**Exercise task**
Reproduce the records below exactly as they appear.

#### Data rows ####

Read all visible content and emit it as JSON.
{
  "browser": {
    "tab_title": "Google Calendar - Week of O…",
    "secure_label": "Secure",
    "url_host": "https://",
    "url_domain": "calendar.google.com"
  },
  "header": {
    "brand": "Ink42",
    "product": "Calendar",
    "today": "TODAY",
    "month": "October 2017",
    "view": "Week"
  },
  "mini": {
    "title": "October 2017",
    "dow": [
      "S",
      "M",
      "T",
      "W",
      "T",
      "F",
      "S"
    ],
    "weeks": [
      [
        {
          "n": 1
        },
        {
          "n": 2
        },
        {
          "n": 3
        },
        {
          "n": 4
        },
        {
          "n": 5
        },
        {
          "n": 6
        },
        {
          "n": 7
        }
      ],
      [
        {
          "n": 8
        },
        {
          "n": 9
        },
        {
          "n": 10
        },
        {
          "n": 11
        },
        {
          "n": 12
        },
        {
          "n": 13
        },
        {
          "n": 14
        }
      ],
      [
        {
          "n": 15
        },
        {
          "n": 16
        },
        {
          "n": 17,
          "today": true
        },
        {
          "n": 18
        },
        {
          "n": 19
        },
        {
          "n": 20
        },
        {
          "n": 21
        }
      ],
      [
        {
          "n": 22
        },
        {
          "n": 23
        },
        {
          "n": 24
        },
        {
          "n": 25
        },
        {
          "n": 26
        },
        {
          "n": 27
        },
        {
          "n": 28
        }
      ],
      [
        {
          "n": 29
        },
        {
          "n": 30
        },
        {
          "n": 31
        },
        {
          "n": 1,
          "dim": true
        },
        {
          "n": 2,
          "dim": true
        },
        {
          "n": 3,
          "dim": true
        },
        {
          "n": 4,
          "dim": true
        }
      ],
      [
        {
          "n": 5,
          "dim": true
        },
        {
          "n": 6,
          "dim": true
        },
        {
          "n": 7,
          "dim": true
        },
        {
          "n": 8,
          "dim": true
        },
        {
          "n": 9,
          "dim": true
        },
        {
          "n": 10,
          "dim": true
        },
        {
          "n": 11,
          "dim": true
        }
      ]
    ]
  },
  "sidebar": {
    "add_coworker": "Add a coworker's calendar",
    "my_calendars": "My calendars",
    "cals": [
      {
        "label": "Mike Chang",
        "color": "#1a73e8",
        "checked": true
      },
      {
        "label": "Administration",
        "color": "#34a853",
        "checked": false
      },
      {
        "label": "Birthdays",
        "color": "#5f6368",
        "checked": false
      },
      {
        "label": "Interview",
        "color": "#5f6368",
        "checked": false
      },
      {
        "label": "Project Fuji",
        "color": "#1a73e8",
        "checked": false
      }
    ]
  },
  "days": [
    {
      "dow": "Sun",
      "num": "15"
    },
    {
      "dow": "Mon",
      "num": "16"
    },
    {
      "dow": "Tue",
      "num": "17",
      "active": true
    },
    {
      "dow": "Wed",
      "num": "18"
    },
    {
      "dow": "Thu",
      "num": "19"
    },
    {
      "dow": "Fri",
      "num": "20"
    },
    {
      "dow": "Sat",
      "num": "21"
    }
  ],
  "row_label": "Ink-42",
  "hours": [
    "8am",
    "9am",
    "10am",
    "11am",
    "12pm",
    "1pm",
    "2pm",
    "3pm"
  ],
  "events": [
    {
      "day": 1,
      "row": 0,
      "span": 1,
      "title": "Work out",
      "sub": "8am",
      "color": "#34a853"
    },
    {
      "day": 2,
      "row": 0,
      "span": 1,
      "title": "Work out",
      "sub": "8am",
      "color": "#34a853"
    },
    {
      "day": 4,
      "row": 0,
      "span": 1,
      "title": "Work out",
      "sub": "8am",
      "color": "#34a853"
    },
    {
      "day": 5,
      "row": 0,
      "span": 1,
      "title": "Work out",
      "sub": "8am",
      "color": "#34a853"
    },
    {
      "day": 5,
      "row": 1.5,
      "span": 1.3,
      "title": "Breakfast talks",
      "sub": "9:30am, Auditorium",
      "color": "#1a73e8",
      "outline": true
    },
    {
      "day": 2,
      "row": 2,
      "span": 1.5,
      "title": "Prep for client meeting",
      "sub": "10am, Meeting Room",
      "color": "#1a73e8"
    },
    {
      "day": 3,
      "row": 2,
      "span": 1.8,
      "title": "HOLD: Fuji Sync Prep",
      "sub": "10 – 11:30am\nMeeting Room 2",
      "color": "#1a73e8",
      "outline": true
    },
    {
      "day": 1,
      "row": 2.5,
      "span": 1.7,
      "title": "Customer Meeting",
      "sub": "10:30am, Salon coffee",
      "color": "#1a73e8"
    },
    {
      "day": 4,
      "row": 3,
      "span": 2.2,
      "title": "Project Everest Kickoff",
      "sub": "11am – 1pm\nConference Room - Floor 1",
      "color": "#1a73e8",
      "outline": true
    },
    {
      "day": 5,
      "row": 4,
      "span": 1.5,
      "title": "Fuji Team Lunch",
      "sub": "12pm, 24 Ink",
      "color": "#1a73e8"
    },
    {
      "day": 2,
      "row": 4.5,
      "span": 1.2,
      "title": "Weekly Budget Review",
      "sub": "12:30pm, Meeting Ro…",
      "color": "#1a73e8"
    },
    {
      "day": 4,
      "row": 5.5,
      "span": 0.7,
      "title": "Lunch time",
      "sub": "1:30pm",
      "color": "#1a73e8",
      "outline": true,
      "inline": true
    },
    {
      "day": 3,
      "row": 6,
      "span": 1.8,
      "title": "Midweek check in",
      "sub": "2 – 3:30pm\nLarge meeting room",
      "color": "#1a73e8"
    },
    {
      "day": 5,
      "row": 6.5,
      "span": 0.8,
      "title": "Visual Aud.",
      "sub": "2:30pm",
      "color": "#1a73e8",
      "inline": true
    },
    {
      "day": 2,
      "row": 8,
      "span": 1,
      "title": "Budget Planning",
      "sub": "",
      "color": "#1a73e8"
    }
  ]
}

####

**Result of the task**
Read all visible content and emit it as JSON.
{
  "browser": {
    "tab_title": "Google Calendar - Week of O…",
    "secure_label": "Secure",
    "url_host": "https://",
    "url_domain": "calendar.google.com"
  },
  "header": {
    "brand": "Ink42",
    "product": "Calendar",
    "today": "TODAY",
    "month": "October 2017",
    "view": "Week"
  },
  "mini": {
    "title": "October 2017",
    "dow": [
      "S",
      "M",
      "T",
      "W",
      "T",
      "F",
      "S"
    ],
    "weeks": [
      [
        {
          "n": 1
        },
        {
          "n": 2
        },
        {
          "n": 3
        },
        {
          "n": 4
        },
        {
          "n": 5
        },
        {
          "n": 6
        },
        {
          "n": 7
        }
      ],
      [
        {
          "n": 8
        },
        {
          "n": 9
        },
        {
          "n": 10
        },
        {
          "n": 11
        },
        {
          "n": 12
        },
        {
          "n": 13
        },
        {
          "n": 14
        }
      ],
      [
        {
          "n": 15
        },
        {
          "n": 16
        },
        {
          "n": 17,
          "today": true
        },
        {
          "n": 18
        },
        {
          "n": 19
        },
        {
          "n": 20
        },
        {
          "n": 21
        }
      ],
      [
        {
          "n": 22
        },
        {
          "n": 23
        },
        {
          "n": 24
        },
        {
          "n": 25
        },
        {
          "n": 26
        },
        {
          "n": 27
        },
        {
          "n": 28
        }
      ],
      [
        {
          "n": 29
        },
        {
          "n": 30
        },
        {
          "n": 31
        },
        {
          "n": 1,
          "dim": true
        },
        {
          "n": 2,
          "dim": true
        },
        {
          "n": 3,
          "dim": true
        },
        {
          "n": 4,
          "dim": true
        }
      ],
      [
        {
          "n": 5,
          "dim": true
        },
        {
          "n": 6,
          "dim": true
        },
        {
          "n": 7,
          "dim": true
        },
        {
          "n": 8,
          "dim": true
        },
        {
          "n": 9,
          "dim": true
        },
        {
          "n": 10,
          "dim": true
        },
        {
          "n": 11,
          "dim": true
        }
      ]
    ]
  },
  "sidebar": {
    "add_coworker": "Add a coworker's calendar",
    "my_calendars": "My calendars",
    "cals": [
      {
        "label": "Mike Chang",
        "color": "#1a73e8",
        "checked": true
      },
      {
        "label": "Administration",
        "color": "#34a853",
        "checked": false
      },
      {
        "label": "Birthdays",
        "color": "#5f6368",
        "checked": false
      },
      {
        "label": "Interview",
        "color": "#5f6368",
        "checked": false
      },
      {
        "label": "Project Fuji",
        "color": "#1a73e8",
        "checked": false
      }
    ]
  },
  "days": [
    {
      "dow": "Sun",
      "num": "15"
    },
    {
      "dow": "Mon",
      "num": "16"
    },
    {
      "dow": "Tue",
      "num": "17",
      "active": true
    },
    {
      "dow": "Wed",
      "num": "18"
    },
    {
      "dow": "Thu",
      "num": "19"
    },
    {
      "dow": "Fri",
      "num": "20"
    },
    {
      "dow": "Sat",
      "num": "21"
    }
  ],
  "row_label": "Ink-42",
  "hours": [
    "8am",
    "9am",
    "10am",
    "11am",
    "12pm",
    "1pm",
    "2pm",
    "3pm"
  ],
  "events": [
    {
      "day": 1,
      "row": 0,
      "span": 1,
      "title": "Work out",
      "sub": "8am",
      "color": "#34a853"
    },
    {
      "day": 2,
      "row": 0,
      "span": 1,
      "title": "Work out",
      "sub": "8am",
      "color": "#34a853"
    },
    {
      "day": 4,
      "row": 0,
      "span": 1,
      "title": "Work out",
      "sub": "8am",
      "color": "#34a853"
    },
    {
      "day": 5,
      "row": 0,
      "span": 1,
      "title": "Work out",
      "sub": "8am",
      "color": "#34a853"
    },
    {
      "day": 5,
      "row": 1.5,
      "span": 1.3,
      "title": "Breakfast talks",
      "sub": "9:30am, Auditorium",
      "color": "#1a73e8",
      "outline": true
    },
    {
      "day": 2,
      "row": 2,
      "span": 1.5,
      "title": "Prep for client meeting",
      "sub": "10am, Meeting Room",
      "color": "#1a73e8"
    },
    {
      "day": 3,
      "row": 2,
      "span": 1.8,
      "title": "HOLD: Fuji Sync Prep",
      "sub": "10 – 11:30am\nMeeting Room 2",
      "color": "#1a73e8",
      "outline": true
    },
    {
      "day": 1,
      "row": 2.5,
      "span": 1.7,
      "title": "Customer Meeting",
      "sub": "10:30am, Salon coffee",
      "color": "#1a73e8"
    },
    {
      "day": 4,
      "row": 3,
      "span": 2.2,
      "title": "Project Everest Kickoff",
      "sub": "11am – 1pm\nConference Room - Floor 1",
      "color": "#1a73e8",
      "outline": true
    },
    {
      "day": 5,
      "row": 4,
      "span": 1.5,
      "title": "Fuji Team Lunch",
      "sub": "12pm, 24 Ink",
      "color": "#1a73e8"
    },
    {
      "day": 2,
      "row": 4.5,
      "span": 1.2,
      "title": "Weekly Budget Review",
      "sub": "12:30pm, Meeting Ro…",
      "color": "#1a73e8"
    },
    {
      "day": 4,
      "row": 5.5,
      "span": 0.7,
      "title": "Lunch time",
      "sub": "1:30pm",
      "color": "#1a73e8",
      "outline": true,
      "inline": true
    },
    {
      "day": 3,
      "row": 6,
      "span": 1.8,
      "title": "Midweek check in",
      "sub": "2 – 3:30pm\nLarge meeting room",
      "color": "#1a73e8"
    },
    {
      "day": 5,
      "row": 6.5,
      "span": 0.8,
      "title": "Visual Aud.",
      "sub": "2:30pm",
      "color": "#1a73e8",
      "inline": true
    },
    {
      "day": 2,
      "row": 8,
      "span": 1,
      "title": "Budget Planning",
      "sub": "",
      "color": "#1a73e8"
    }
  ]
}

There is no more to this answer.